**What you need to do:** Wherever "name" appears in a line, copy that line.

**Data listing:**
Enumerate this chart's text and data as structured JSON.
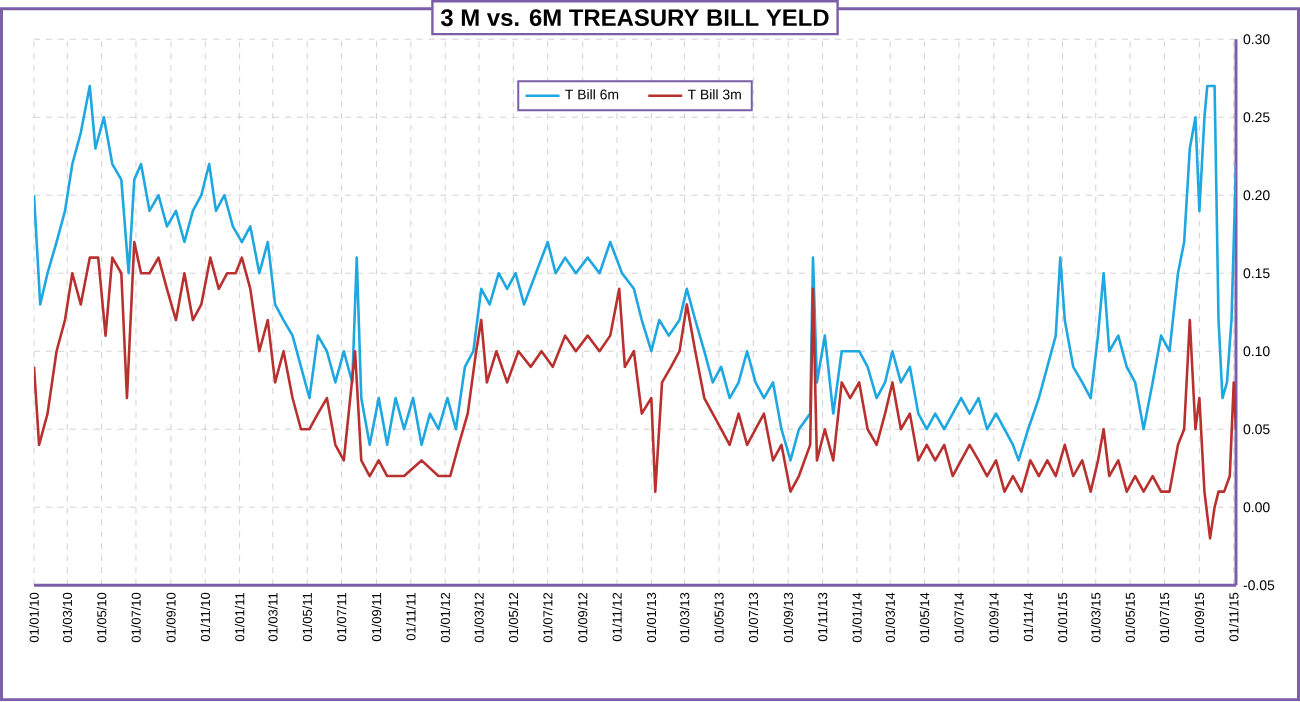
{
  "chart_data": {
    "type": "line",
    "title": "3 M vs. 6M TREASURY BILL YELD",
    "legend": "top",
    "grid": true,
    "marker": "none",
    "line_style": "solid",
    "xlim": [
      "2010-01-01",
      "2015-11-05"
    ],
    "ylim": [
      -0.05,
      0.3
    ],
    "yticks": [
      {
        "value": -0.05,
        "label": "-0.05"
      },
      {
        "value": 0.0,
        "label": "0.00"
      },
      {
        "value": 0.05,
        "label": "0.05"
      },
      {
        "value": 0.1,
        "label": "0.10"
      },
      {
        "value": 0.15,
        "label": "0.15"
      },
      {
        "value": 0.2,
        "label": "0.20"
      },
      {
        "value": 0.25,
        "label": "0.25"
      },
      {
        "value": 0.3,
        "label": "0.30"
      }
    ],
    "xticks": [
      {
        "value": "2010-01-01",
        "label": "01/01/10"
      },
      {
        "value": "2010-03-01",
        "label": "01/03/10"
      },
      {
        "value": "2010-05-01",
        "label": "01/05/10"
      },
      {
        "value": "2010-07-01",
        "label": "01/07/10"
      },
      {
        "value": "2010-09-01",
        "label": "01/09/10"
      },
      {
        "value": "2010-11-01",
        "label": "01/11/10"
      },
      {
        "value": "2011-01-01",
        "label": "01/01/11"
      },
      {
        "value": "2011-03-01",
        "label": "01/03/11"
      },
      {
        "value": "2011-05-01",
        "label": "01/05/11"
      },
      {
        "value": "2011-07-01",
        "label": "01/07/11"
      },
      {
        "value": "2011-09-01",
        "label": "01/09/11"
      },
      {
        "value": "2011-11-01",
        "label": "01/11/11"
      },
      {
        "value": "2012-01-01",
        "label": "01/01/12"
      },
      {
        "value": "2012-03-01",
        "label": "01/03/12"
      },
      {
        "value": "2012-05-01",
        "label": "01/05/12"
      },
      {
        "value": "2012-07-01",
        "label": "01/07/12"
      },
      {
        "value": "2012-09-01",
        "label": "01/09/12"
      },
      {
        "value": "2012-11-01",
        "label": "01/11/12"
      },
      {
        "value": "2013-01-01",
        "label": "01/01/13"
      },
      {
        "value": "2013-03-01",
        "label": "01/03/13"
      },
      {
        "value": "2013-05-01",
        "label": "01/05/13"
      },
      {
        "value": "2013-07-01",
        "label": "01/07/13"
      },
      {
        "value": "2013-09-01",
        "label": "01/09/13"
      },
      {
        "value": "2013-11-01",
        "label": "01/11/13"
      },
      {
        "value": "2014-01-01",
        "label": "01/01/14"
      },
      {
        "value": "2014-03-01",
        "label": "01/03/14"
      },
      {
        "value": "2014-05-01",
        "label": "01/05/14"
      },
      {
        "value": "2014-07-01",
        "label": "01/07/14"
      },
      {
        "value": "2014-09-01",
        "label": "01/09/14"
      },
      {
        "value": "2014-11-01",
        "label": "01/11/14"
      },
      {
        "value": "2015-01-01",
        "label": "01/01/15"
      },
      {
        "value": "2015-03-01",
        "label": "01/03/15"
      },
      {
        "value": "2015-05-01",
        "label": "01/05/15"
      },
      {
        "value": "2015-07-01",
        "label": "01/07/15"
      },
      {
        "value": "2015-09-01",
        "label": "01/09/15"
      },
      {
        "value": "2015-11-01",
        "label": "01/11/15"
      }
    ],
    "series": [
      {
        "name": "T Bill 6m",
        "color": "#1ea7e0",
        "x": [
          "2010-01-01",
          "2010-01-12",
          "2010-01-25",
          "2010-02-10",
          "2010-02-25",
          "2010-03-10",
          "2010-03-25",
          "2010-04-10",
          "2010-04-20",
          "2010-05-05",
          "2010-05-20",
          "2010-06-05",
          "2010-06-18",
          "2010-06-28",
          "2010-07-10",
          "2010-07-25",
          "2010-08-10",
          "2010-08-25",
          "2010-09-10",
          "2010-09-25",
          "2010-10-10",
          "2010-10-25",
          "2010-11-08",
          "2010-11-20",
          "2010-12-05",
          "2010-12-20",
          "2011-01-05",
          "2011-01-20",
          "2011-02-05",
          "2011-02-20",
          "2011-03-05",
          "2011-03-20",
          "2011-04-05",
          "2011-04-20",
          "2011-05-05",
          "2011-05-20",
          "2011-06-05",
          "2011-06-20",
          "2011-07-05",
          "2011-07-20",
          "2011-07-28",
          "2011-08-05",
          "2011-08-20",
          "2011-09-05",
          "2011-09-20",
          "2011-10-05",
          "2011-10-20",
          "2011-11-05",
          "2011-11-20",
          "2011-12-05",
          "2011-12-20",
          "2012-01-05",
          "2012-01-20",
          "2012-02-05",
          "2012-02-20",
          "2012-03-05",
          "2012-03-20",
          "2012-04-05",
          "2012-04-20",
          "2012-05-05",
          "2012-05-20",
          "2012-06-10",
          "2012-07-01",
          "2012-07-15",
          "2012-08-01",
          "2012-08-20",
          "2012-09-10",
          "2012-10-01",
          "2012-10-20",
          "2012-11-10",
          "2012-12-01",
          "2012-12-15",
          "2013-01-01",
          "2013-01-15",
          "2013-02-01",
          "2013-02-20",
          "2013-03-05",
          "2013-03-20",
          "2013-04-05",
          "2013-04-20",
          "2013-05-05",
          "2013-05-20",
          "2013-06-05",
          "2013-06-20",
          "2013-07-05",
          "2013-07-20",
          "2013-08-05",
          "2013-08-20",
          "2013-09-05",
          "2013-09-20",
          "2013-10-10",
          "2013-10-15",
          "2013-10-22",
          "2013-11-05",
          "2013-11-20",
          "2013-12-05",
          "2013-12-20",
          "2014-01-05",
          "2014-01-20",
          "2014-02-05",
          "2014-02-20",
          "2014-03-05",
          "2014-03-20",
          "2014-04-05",
          "2014-04-20",
          "2014-05-05",
          "2014-05-20",
          "2014-06-05",
          "2014-06-20",
          "2014-07-05",
          "2014-07-20",
          "2014-08-05",
          "2014-08-20",
          "2014-09-05",
          "2014-09-20",
          "2014-10-05",
          "2014-10-15",
          "2014-11-01",
          "2014-11-20",
          "2014-12-05",
          "2014-12-20",
          "2014-12-28",
          "2015-01-05",
          "2015-01-20",
          "2015-02-05",
          "2015-02-20",
          "2015-03-05",
          "2015-03-15",
          "2015-03-25",
          "2015-04-10",
          "2015-04-25",
          "2015-05-10",
          "2015-05-25",
          "2015-06-10",
          "2015-06-25",
          "2015-07-10",
          "2015-07-25",
          "2015-08-05",
          "2015-08-15",
          "2015-08-25",
          "2015-09-01",
          "2015-09-10",
          "2015-09-15",
          "2015-09-28",
          "2015-10-05",
          "2015-10-12",
          "2015-10-20",
          "2015-10-28",
          "2015-11-05"
        ],
        "values": [
          0.2,
          0.13,
          0.15,
          0.17,
          0.19,
          0.22,
          0.24,
          0.27,
          0.23,
          0.25,
          0.22,
          0.21,
          0.15,
          0.21,
          0.22,
          0.19,
          0.2,
          0.18,
          0.19,
          0.17,
          0.19,
          0.2,
          0.22,
          0.19,
          0.2,
          0.18,
          0.17,
          0.18,
          0.15,
          0.17,
          0.13,
          0.12,
          0.11,
          0.09,
          0.07,
          0.11,
          0.1,
          0.08,
          0.1,
          0.08,
          0.16,
          0.07,
          0.04,
          0.07,
          0.04,
          0.07,
          0.05,
          0.07,
          0.04,
          0.06,
          0.05,
          0.07,
          0.05,
          0.09,
          0.1,
          0.14,
          0.13,
          0.15,
          0.14,
          0.15,
          0.13,
          0.15,
          0.17,
          0.15,
          0.16,
          0.15,
          0.16,
          0.15,
          0.17,
          0.15,
          0.14,
          0.12,
          0.1,
          0.12,
          0.11,
          0.12,
          0.14,
          0.12,
          0.1,
          0.08,
          0.09,
          0.07,
          0.08,
          0.1,
          0.08,
          0.07,
          0.08,
          0.05,
          0.03,
          0.05,
          0.06,
          0.16,
          0.08,
          0.11,
          0.06,
          0.1,
          0.1,
          0.1,
          0.09,
          0.07,
          0.08,
          0.1,
          0.08,
          0.09,
          0.06,
          0.05,
          0.06,
          0.05,
          0.06,
          0.07,
          0.06,
          0.07,
          0.05,
          0.06,
          0.05,
          0.04,
          0.03,
          0.05,
          0.07,
          0.09,
          0.11,
          0.16,
          0.12,
          0.09,
          0.08,
          0.07,
          0.11,
          0.15,
          0.1,
          0.11,
          0.09,
          0.08,
          0.05,
          0.08,
          0.11,
          0.1,
          0.15,
          0.17,
          0.23,
          0.25,
          0.19,
          0.25,
          0.27,
          0.27,
          0.12,
          0.07,
          0.08,
          0.12,
          0.22
        ]
      },
      {
        "name": "T Bill 3m",
        "color": "#b8312f",
        "x": [
          "2010-01-01",
          "2010-01-10",
          "2010-01-25",
          "2010-02-10",
          "2010-02-25",
          "2010-03-10",
          "2010-03-25",
          "2010-04-10",
          "2010-04-25",
          "2010-05-08",
          "2010-05-20",
          "2010-06-05",
          "2010-06-15",
          "2010-06-28",
          "2010-07-10",
          "2010-07-25",
          "2010-08-10",
          "2010-08-25",
          "2010-09-10",
          "2010-09-25",
          "2010-10-10",
          "2010-10-25",
          "2010-11-10",
          "2010-11-25",
          "2010-12-10",
          "2010-12-25",
          "2011-01-05",
          "2011-01-20",
          "2011-02-05",
          "2011-02-20",
          "2011-03-05",
          "2011-03-20",
          "2011-04-05",
          "2011-04-20",
          "2011-05-05",
          "2011-05-20",
          "2011-06-05",
          "2011-06-20",
          "2011-07-05",
          "2011-07-25",
          "2011-08-05",
          "2011-08-20",
          "2011-09-05",
          "2011-09-20",
          "2011-10-20",
          "2011-11-20",
          "2011-12-20",
          "2012-01-10",
          "2012-01-25",
          "2012-02-10",
          "2012-02-25",
          "2012-03-05",
          "2012-03-15",
          "2012-04-01",
          "2012-04-20",
          "2012-05-10",
          "2012-06-01",
          "2012-06-20",
          "2012-07-10",
          "2012-08-01",
          "2012-08-20",
          "2012-09-10",
          "2012-10-01",
          "2012-10-20",
          "2012-11-05",
          "2012-11-15",
          "2012-12-01",
          "2012-12-15",
          "2013-01-01",
          "2013-01-08",
          "2013-01-20",
          "2013-02-05",
          "2013-02-20",
          "2013-03-05",
          "2013-03-20",
          "2013-04-05",
          "2013-04-20",
          "2013-05-05",
          "2013-05-20",
          "2013-06-05",
          "2013-06-20",
          "2013-07-05",
          "2013-07-20",
          "2013-08-05",
          "2013-08-20",
          "2013-09-05",
          "2013-09-20",
          "2013-10-10",
          "2013-10-15",
          "2013-10-22",
          "2013-11-05",
          "2013-11-20",
          "2013-12-05",
          "2013-12-20",
          "2014-01-05",
          "2014-01-20",
          "2014-02-05",
          "2014-02-20",
          "2014-03-05",
          "2014-03-20",
          "2014-04-05",
          "2014-04-20",
          "2014-05-05",
          "2014-05-20",
          "2014-06-05",
          "2014-06-20",
          "2014-07-05",
          "2014-07-20",
          "2014-08-05",
          "2014-08-20",
          "2014-09-05",
          "2014-09-20",
          "2014-10-05",
          "2014-10-20",
          "2014-11-05",
          "2014-11-20",
          "2014-12-05",
          "2014-12-20",
          "2015-01-05",
          "2015-01-20",
          "2015-02-05",
          "2015-02-20",
          "2015-03-05",
          "2015-03-15",
          "2015-03-25",
          "2015-04-10",
          "2015-04-25",
          "2015-05-10",
          "2015-05-25",
          "2015-06-10",
          "2015-06-25",
          "2015-07-10",
          "2015-07-25",
          "2015-08-05",
          "2015-08-15",
          "2015-08-25",
          "2015-09-01",
          "2015-09-10",
          "2015-09-20",
          "2015-09-28",
          "2015-10-05",
          "2015-10-15",
          "2015-10-25",
          "2015-11-01",
          "2015-11-05"
        ],
        "values": [
          0.09,
          0.04,
          0.06,
          0.1,
          0.12,
          0.15,
          0.13,
          0.16,
          0.16,
          0.11,
          0.16,
          0.15,
          0.07,
          0.17,
          0.15,
          0.15,
          0.16,
          0.14,
          0.12,
          0.15,
          0.12,
          0.13,
          0.16,
          0.14,
          0.15,
          0.15,
          0.16,
          0.14,
          0.1,
          0.12,
          0.08,
          0.1,
          0.07,
          0.05,
          0.05,
          0.06,
          0.07,
          0.04,
          0.03,
          0.1,
          0.03,
          0.02,
          0.03,
          0.02,
          0.02,
          0.03,
          0.02,
          0.02,
          0.04,
          0.06,
          0.1,
          0.12,
          0.08,
          0.1,
          0.08,
          0.1,
          0.09,
          0.1,
          0.09,
          0.11,
          0.1,
          0.11,
          0.1,
          0.11,
          0.14,
          0.09,
          0.1,
          0.06,
          0.07,
          0.01,
          0.08,
          0.09,
          0.1,
          0.13,
          0.1,
          0.07,
          0.06,
          0.05,
          0.04,
          0.06,
          0.04,
          0.05,
          0.06,
          0.03,
          0.04,
          0.01,
          0.02,
          0.04,
          0.14,
          0.03,
          0.05,
          0.03,
          0.08,
          0.07,
          0.08,
          0.05,
          0.04,
          0.06,
          0.08,
          0.05,
          0.06,
          0.03,
          0.04,
          0.03,
          0.04,
          0.02,
          0.03,
          0.04,
          0.03,
          0.02,
          0.03,
          0.01,
          0.02,
          0.01,
          0.03,
          0.02,
          0.03,
          0.02,
          0.04,
          0.02,
          0.03,
          0.01,
          0.03,
          0.05,
          0.02,
          0.03,
          0.01,
          0.02,
          0.01,
          0.02,
          0.01,
          0.01,
          0.04,
          0.05,
          0.12,
          0.05,
          0.07,
          0.01,
          -0.02,
          0.0,
          0.01,
          0.01,
          0.02,
          0.08,
          0.05
        ]
      }
    ]
  }
}
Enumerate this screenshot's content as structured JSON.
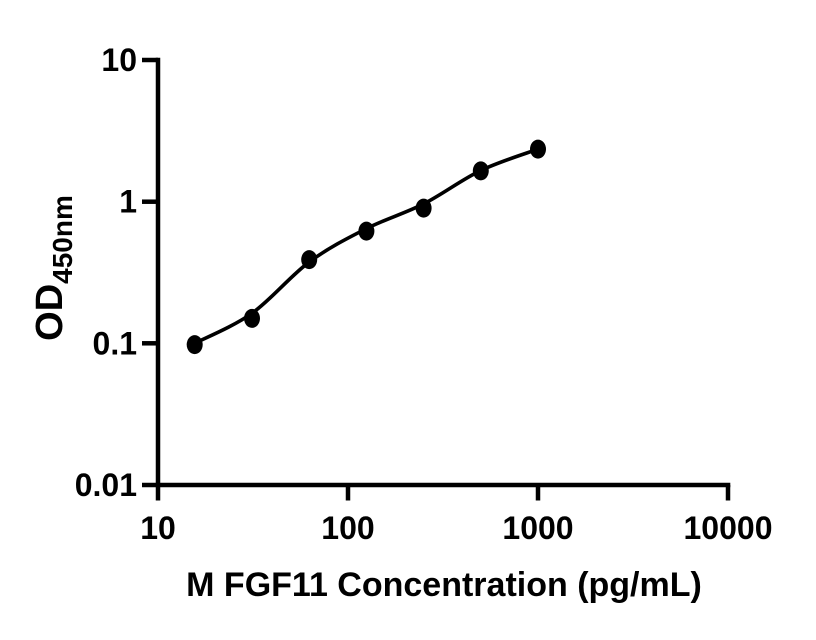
{
  "figure": {
    "background": "#ffffff"
  },
  "chart_data": {
    "type": "scatter",
    "title": "",
    "xlabel": "M FGF11 Concentration (pg/mL)",
    "ylabel_main": "OD",
    "ylabel_sub": "450nm",
    "x_scale": "log10",
    "y_scale": "log10",
    "xlim": [
      10,
      10000
    ],
    "ylim": [
      0.01,
      10
    ],
    "grid": false,
    "legend": "none",
    "point_color": "#000000",
    "line_color": "#000000",
    "x_ticks": [
      {
        "value": 10,
        "label": "10"
      },
      {
        "value": 100,
        "label": "100"
      },
      {
        "value": 1000,
        "label": "1000"
      },
      {
        "value": 10000,
        "label": "10000"
      }
    ],
    "y_ticks": [
      {
        "value": 10,
        "label": "10"
      },
      {
        "value": 1,
        "label": "1"
      },
      {
        "value": 0.1,
        "label": "0.1"
      },
      {
        "value": 0.01,
        "label": "0.01"
      }
    ],
    "series": [
      {
        "name": "standard-points",
        "marker": "filled-circle",
        "x": [
          15.6,
          31.25,
          62.5,
          125,
          250,
          500,
          1000
        ],
        "y": [
          0.098,
          0.15,
          0.39,
          0.62,
          0.9,
          1.65,
          2.35
        ]
      }
    ],
    "fit_curve": {
      "name": "fitted-standard-curve",
      "x": [
        15.6,
        31.25,
        62.5,
        125,
        250,
        500,
        1000
      ],
      "y": [
        0.1,
        0.163,
        0.375,
        0.645,
        0.965,
        1.66,
        2.35
      ]
    }
  }
}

**Written answer:**
        "name": "T Bill 6m",
        "name": "T Bill 3m",
        "name": "standard-points",
      "name": "fitted-standard-curve",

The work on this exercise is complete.